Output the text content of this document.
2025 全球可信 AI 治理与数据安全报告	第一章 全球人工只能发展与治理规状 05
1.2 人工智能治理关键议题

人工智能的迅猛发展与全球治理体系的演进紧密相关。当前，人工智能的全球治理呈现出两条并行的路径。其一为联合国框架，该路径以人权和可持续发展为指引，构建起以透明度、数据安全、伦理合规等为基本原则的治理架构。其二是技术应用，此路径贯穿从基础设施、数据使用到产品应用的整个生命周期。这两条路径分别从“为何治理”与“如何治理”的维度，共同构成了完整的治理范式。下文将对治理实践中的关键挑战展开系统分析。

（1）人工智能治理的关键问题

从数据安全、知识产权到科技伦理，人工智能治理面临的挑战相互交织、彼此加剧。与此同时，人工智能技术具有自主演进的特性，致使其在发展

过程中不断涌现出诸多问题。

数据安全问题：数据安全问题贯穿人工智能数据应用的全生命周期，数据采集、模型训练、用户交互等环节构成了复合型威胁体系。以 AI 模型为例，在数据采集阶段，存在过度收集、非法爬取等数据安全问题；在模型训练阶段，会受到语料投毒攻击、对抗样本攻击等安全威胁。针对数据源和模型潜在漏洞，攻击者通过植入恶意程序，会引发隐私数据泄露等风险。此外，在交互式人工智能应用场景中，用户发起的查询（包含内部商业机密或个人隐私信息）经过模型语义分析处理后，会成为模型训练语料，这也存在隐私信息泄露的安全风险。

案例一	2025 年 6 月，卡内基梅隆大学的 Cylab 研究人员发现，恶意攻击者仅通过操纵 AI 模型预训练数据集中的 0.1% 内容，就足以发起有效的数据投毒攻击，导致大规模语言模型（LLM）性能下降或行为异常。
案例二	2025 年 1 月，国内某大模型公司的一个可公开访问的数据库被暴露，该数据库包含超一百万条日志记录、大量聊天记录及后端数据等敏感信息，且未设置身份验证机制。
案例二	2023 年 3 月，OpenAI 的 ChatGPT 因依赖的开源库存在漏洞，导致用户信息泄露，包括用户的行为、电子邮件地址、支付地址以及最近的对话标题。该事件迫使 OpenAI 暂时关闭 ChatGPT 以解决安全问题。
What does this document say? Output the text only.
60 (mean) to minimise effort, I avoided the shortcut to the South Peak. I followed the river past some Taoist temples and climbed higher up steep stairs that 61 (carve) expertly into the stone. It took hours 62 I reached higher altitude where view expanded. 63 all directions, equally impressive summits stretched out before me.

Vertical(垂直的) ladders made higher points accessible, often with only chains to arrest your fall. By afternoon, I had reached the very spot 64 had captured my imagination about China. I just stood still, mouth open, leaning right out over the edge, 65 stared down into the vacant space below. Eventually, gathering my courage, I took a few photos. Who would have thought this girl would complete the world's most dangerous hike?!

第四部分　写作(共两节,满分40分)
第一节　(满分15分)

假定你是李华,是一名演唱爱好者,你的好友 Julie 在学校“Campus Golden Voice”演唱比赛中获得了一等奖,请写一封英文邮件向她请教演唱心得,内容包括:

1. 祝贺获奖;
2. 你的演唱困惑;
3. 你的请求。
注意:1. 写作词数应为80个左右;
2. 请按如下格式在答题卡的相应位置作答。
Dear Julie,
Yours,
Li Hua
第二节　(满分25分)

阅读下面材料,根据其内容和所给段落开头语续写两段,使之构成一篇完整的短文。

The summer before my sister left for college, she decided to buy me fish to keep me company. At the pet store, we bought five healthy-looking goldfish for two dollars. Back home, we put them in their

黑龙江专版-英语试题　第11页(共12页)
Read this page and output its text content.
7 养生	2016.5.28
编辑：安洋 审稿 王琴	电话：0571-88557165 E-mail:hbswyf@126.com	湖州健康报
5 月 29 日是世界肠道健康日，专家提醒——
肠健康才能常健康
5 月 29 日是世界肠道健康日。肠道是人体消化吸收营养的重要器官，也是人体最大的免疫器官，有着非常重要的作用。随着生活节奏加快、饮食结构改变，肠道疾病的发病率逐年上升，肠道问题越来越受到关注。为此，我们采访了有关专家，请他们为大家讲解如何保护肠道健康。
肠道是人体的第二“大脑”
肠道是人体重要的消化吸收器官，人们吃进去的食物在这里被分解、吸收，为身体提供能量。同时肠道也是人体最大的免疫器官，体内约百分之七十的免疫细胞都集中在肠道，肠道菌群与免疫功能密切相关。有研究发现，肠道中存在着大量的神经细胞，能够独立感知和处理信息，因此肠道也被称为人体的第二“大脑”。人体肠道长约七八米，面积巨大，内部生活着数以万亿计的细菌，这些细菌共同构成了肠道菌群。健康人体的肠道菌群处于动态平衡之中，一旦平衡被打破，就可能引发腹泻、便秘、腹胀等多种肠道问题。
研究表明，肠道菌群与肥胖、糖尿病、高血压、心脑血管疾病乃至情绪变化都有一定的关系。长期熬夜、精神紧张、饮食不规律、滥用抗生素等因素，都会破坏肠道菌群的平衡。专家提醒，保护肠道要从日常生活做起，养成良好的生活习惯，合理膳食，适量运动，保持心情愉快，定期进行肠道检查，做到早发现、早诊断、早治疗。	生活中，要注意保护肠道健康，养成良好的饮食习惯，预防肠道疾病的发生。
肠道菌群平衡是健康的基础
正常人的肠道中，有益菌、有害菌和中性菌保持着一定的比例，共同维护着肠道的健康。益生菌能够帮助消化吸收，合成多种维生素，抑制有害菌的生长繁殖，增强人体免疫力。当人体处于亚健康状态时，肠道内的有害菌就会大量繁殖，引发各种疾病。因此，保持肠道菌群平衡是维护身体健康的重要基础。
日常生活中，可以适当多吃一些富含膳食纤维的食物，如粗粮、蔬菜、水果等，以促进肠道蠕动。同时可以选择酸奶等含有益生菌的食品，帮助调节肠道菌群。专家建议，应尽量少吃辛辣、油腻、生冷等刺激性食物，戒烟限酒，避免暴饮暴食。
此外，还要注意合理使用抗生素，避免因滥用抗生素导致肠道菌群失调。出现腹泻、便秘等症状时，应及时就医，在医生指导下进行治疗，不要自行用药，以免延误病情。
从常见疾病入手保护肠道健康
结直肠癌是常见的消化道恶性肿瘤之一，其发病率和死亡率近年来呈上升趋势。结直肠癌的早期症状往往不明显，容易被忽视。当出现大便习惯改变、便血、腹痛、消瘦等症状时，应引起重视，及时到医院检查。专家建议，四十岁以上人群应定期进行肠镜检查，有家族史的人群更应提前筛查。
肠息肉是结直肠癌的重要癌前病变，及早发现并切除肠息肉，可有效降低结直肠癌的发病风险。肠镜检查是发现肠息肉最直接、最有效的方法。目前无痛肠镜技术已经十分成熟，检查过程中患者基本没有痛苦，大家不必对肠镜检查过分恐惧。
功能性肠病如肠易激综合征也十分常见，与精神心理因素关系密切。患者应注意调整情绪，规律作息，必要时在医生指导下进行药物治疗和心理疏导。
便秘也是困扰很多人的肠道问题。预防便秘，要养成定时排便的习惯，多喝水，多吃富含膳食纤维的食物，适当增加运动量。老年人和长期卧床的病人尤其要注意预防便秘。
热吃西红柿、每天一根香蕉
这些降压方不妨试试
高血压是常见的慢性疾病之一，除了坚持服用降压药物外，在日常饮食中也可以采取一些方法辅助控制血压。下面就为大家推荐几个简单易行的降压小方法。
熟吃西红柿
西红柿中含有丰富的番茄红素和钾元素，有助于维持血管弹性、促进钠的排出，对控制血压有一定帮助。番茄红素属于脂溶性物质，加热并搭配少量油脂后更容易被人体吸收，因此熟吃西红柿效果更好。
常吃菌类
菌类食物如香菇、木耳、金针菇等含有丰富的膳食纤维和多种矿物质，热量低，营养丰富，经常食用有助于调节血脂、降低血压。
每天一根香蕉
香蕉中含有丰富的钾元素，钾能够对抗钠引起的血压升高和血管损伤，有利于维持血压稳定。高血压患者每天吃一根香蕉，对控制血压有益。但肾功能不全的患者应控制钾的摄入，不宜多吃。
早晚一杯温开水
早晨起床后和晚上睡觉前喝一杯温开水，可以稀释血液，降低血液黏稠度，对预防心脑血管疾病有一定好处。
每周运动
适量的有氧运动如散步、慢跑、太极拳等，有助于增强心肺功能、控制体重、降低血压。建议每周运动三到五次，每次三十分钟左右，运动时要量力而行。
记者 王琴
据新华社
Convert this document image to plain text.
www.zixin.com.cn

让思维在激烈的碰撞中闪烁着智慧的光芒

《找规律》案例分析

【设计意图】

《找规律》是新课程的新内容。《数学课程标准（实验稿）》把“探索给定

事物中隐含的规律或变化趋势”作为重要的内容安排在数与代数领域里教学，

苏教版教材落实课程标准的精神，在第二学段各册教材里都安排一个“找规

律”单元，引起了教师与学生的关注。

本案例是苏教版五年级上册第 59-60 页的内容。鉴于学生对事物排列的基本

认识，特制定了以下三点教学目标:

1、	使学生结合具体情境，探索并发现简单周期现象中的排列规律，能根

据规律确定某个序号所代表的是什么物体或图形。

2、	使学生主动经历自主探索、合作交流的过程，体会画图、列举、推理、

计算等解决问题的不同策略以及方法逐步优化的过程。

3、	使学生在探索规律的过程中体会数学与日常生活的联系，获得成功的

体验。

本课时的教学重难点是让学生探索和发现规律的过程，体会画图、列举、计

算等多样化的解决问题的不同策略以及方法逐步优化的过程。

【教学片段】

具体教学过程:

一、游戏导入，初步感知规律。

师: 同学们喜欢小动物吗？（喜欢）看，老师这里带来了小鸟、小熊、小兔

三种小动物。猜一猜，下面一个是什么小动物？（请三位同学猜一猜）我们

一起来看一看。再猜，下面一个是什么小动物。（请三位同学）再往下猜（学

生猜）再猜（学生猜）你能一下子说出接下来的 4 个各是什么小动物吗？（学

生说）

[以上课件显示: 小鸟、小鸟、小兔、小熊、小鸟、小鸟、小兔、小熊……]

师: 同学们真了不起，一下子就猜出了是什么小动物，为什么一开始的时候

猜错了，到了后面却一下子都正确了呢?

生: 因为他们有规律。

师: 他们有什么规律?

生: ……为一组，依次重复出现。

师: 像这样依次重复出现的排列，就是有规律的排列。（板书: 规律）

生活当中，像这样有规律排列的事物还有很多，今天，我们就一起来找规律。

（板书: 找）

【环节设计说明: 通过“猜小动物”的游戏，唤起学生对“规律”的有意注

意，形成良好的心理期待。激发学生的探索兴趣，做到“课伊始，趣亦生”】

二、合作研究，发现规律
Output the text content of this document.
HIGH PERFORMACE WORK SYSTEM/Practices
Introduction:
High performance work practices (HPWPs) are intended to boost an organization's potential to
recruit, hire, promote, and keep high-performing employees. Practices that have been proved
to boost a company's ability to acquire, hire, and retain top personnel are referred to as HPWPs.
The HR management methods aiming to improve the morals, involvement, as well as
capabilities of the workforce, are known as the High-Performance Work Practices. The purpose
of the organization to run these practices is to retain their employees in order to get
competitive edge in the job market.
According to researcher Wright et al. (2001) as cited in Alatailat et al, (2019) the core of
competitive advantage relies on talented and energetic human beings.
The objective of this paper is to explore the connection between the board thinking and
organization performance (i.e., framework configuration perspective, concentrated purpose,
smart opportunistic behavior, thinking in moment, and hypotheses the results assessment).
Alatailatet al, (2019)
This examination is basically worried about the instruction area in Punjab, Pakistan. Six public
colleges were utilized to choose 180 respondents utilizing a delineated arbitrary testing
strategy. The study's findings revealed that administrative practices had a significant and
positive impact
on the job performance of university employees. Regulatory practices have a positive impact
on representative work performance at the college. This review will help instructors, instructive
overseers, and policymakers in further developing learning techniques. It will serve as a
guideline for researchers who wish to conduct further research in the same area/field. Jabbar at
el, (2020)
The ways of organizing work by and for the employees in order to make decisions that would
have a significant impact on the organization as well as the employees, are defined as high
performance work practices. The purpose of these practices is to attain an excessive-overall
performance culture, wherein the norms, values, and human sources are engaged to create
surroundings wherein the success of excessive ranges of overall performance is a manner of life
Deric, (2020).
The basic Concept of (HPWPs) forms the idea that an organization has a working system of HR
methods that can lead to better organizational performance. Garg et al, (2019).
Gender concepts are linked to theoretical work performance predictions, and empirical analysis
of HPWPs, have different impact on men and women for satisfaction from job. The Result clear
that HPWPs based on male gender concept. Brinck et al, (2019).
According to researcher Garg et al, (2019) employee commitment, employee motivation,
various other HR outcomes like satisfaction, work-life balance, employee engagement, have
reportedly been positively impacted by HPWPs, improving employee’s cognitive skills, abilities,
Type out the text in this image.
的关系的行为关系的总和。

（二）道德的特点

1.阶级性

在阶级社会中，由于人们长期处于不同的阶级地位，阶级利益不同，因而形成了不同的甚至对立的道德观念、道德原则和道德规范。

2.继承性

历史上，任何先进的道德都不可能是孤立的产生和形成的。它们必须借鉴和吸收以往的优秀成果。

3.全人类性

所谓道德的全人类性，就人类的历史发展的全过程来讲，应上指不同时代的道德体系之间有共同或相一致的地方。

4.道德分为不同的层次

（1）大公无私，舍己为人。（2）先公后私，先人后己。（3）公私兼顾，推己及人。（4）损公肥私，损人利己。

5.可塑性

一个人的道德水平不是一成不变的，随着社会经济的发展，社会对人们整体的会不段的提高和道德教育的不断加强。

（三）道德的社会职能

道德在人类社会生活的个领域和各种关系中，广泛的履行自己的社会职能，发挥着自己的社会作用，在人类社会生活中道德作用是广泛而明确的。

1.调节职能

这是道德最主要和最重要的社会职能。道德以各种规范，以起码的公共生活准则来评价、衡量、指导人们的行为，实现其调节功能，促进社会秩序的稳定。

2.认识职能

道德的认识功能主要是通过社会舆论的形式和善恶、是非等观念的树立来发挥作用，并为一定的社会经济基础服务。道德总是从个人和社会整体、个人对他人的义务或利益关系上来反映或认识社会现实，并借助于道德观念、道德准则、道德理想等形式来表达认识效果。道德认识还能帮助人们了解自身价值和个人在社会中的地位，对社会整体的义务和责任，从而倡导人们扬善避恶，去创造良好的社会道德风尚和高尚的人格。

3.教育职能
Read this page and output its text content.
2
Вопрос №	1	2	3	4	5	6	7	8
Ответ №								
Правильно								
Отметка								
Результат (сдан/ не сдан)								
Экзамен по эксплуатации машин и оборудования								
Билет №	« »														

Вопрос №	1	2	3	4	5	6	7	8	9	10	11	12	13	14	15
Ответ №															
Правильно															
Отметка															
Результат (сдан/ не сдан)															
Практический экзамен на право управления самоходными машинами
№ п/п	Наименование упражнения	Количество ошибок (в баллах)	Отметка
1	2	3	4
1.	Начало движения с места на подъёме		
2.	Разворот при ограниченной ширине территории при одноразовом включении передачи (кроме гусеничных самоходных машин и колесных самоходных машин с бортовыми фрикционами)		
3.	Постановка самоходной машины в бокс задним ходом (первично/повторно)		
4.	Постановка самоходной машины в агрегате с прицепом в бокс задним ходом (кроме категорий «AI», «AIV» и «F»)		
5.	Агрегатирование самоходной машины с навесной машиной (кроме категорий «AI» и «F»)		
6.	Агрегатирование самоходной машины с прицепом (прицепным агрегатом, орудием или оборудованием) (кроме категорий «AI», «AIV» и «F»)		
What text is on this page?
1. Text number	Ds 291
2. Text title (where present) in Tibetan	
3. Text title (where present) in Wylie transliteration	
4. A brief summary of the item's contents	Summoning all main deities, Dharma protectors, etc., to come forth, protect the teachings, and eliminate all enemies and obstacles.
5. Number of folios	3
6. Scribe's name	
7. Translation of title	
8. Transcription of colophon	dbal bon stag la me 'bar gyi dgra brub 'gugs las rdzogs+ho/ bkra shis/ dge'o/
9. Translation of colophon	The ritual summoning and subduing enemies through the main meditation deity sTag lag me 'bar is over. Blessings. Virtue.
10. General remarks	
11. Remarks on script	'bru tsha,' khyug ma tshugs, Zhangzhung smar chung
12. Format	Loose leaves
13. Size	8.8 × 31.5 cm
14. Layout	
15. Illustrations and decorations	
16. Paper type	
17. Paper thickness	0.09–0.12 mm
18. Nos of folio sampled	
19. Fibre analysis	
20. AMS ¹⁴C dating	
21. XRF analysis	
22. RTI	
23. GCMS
:::
STATED TASK:
From the entries above, copy every line containing the word "have".

WRITTEN ANSWER:
Vertical(垂直的) ladders made higher points accessible, often with only chains to arrest your fall. By afternoon, I had reached the very spot 64 had captured my imagination about China. I just stood still, mouth open, leaning right out over the edge, 65 stared down into the vacant space below. Eventually, gathering my courage, I took a few photos. Who would have thought this girl would complete the world's most dangerous hike?!
recruit, hire, promote, and keep high-performing employees. Practices that have been proved
on the job performance of university employees. Regulatory practices have a positive impact
have a significant impact on the organization as well as the employees, are defined as high
of HPWPs, have different impact on men and women for satisfaction from job. The Result clear
various other HR outcomes like satisfaction, work-life balance, employee engagement, have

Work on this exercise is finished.